# Given task:
Transcribe all the entries word for word, but omit the images.

━━━━━ Given data ━━━━━

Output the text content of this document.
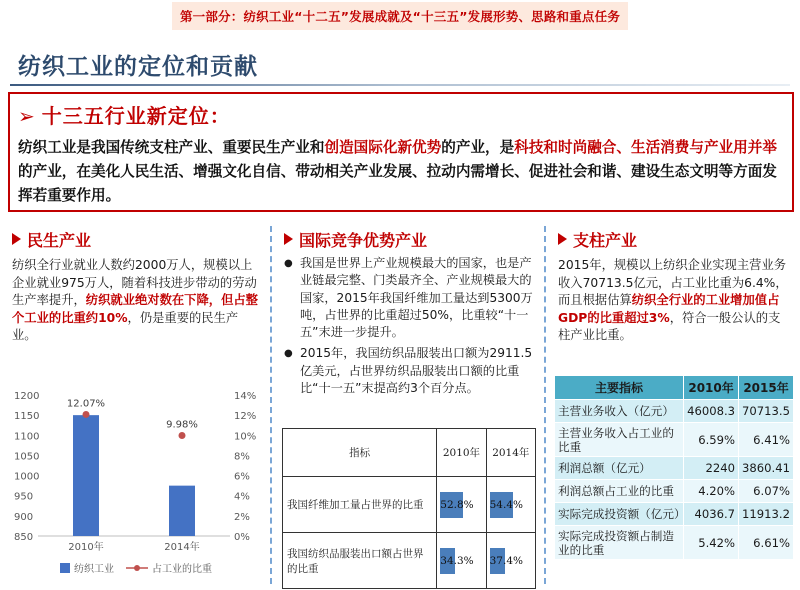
第一部分：纺织工业“十二五”发展成就及“十三五”发展形势、思路和重点任务
纺织工业的定位和贡献
➢ 十三五行业新定位：
纺织工业是我国传统支柱产业、重要民生产业和创造国际化新优势的产业，是科技和时尚融合、生活消费与产业用并举的产业，在美化人民生活、增强文化自信、带动相关产业发展、拉动内需增长、促进社会和谐、建设生态文明等方面发挥若重要作用。
民生产业
纺织全行业就业人数约2000万人，规模以上企业就业975万人，随着科技进步带动的劳动生产率提升，纺织就业绝对数在下降，但占整个工业的比重约10%，仍是重要的民生产业。
850
900
950
1000
1050
1100
1150
1200
0%
2%
4%
6%
8%
10%
12%
14%
2010年
12.07%
2014年
9.98%
纺织工业	占工业的比重
国际竞争优势产业
● 我国是世界上产业规模最大的国家，也是产业链最完整、门类最齐全、产业规模最大的国家，2015年我国纤维加工量达到5300万吨，占世界的比重超过50%，比重较“十一五”末进一步提升。
● 2015年，我国纺织品服装出口额为2911.5亿美元，占世界纺织品服装出口额的比重比“十一五”末提高约3个百分点。
指标	2010年	2014年
我国纤维加工量占世界的比重	52.8%	54.4%

我国纺织品服装出口额占世界的比重	34.3%	37.4%
支柱产业
2015年，规模以上纺织企业实现主营业务收入70713.5亿元，占工业比重为6.4%，而且根据估算纺织全行业的工业增加值占GDP的比重超过3%，符合一般公认的支柱产业比重。
主要指标	2010年	2015年
主营业务收入（亿元）	46008.3	70713.5
主营业务收入占工业的比重	6.59%	6.41%
利润总额（亿元）	2240	3860.41
利润总额占工业的比重	4.20%	6.07%
实际完成投资额（亿元）	4036.7	11913.2
实际完成投资额占制造业的比重	5.42%	6.61%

━━━━━

# The answer:
Output the text content of this document.
第一部分：纺织工业“十二五”发展成就及“十三五”发展形势、思路和重点任务
纺织工业的定位和贡献
➢ 十三五行业新定位：
纺织工业是我国传统支柱产业、重要民生产业和创造国际化新优势的产业，是科技和时尚融合、生活消费与产业用并举的产业，在美化人民生活、增强文化自信、带动相关产业发展、拉动内需增长、促进社会和谐、建设生态文明等方面发挥若重要作用。
民生产业
纺织全行业就业人数约2000万人，规模以上企业就业975万人，随着科技进步带动的劳动生产率提升，纺织就业绝对数在下降，但占整个工业的比重约10%，仍是重要的民生产业。
850
900
950
1000
1050
1100
1150
1200
0%
2%
4%
6%
8%
10%
12%
14%
2010年
12.07%
2014年
9.98%
纺织工业	占工业的比重
国际竞争优势产业
● 我国是世界上产业规模最大的国家，也是产业链最完整、门类最齐全、产业规模最大的国家，2015年我国纤维加工量达到5300万吨，占世界的比重超过50%，比重较“十一五”末进一步提升。
● 2015年，我国纺织品服装出口额为2911.5亿美元，占世界纺织品服装出口额的比重比“十一五”末提高约3个百分点。
指标	2010年	2014年
我国纤维加工量占世界的比重	52.8%	54.4%

我国纺织品服装出口额占世界的比重	34.3%	37.4%
支柱产业
2015年，规模以上纺织企业实现主营业务收入70713.5亿元，占工业比重为6.4%，而且根据估算纺织全行业的工业增加值占GDP的比重超过3%，符合一般公认的支柱产业比重。
主要指标	2010年	2015年
主营业务收入（亿元）	46008.3	70713.5
主营业务收入占工业的比重	6.59%	6.41%
利润总额（亿元）	2240	3860.41
利润总额占工业的比重	4.20%	6.07%
实际完成投资额（亿元）	4036.7	11913.2
实际完成投资额占制造业的比重	5.42%	6.61%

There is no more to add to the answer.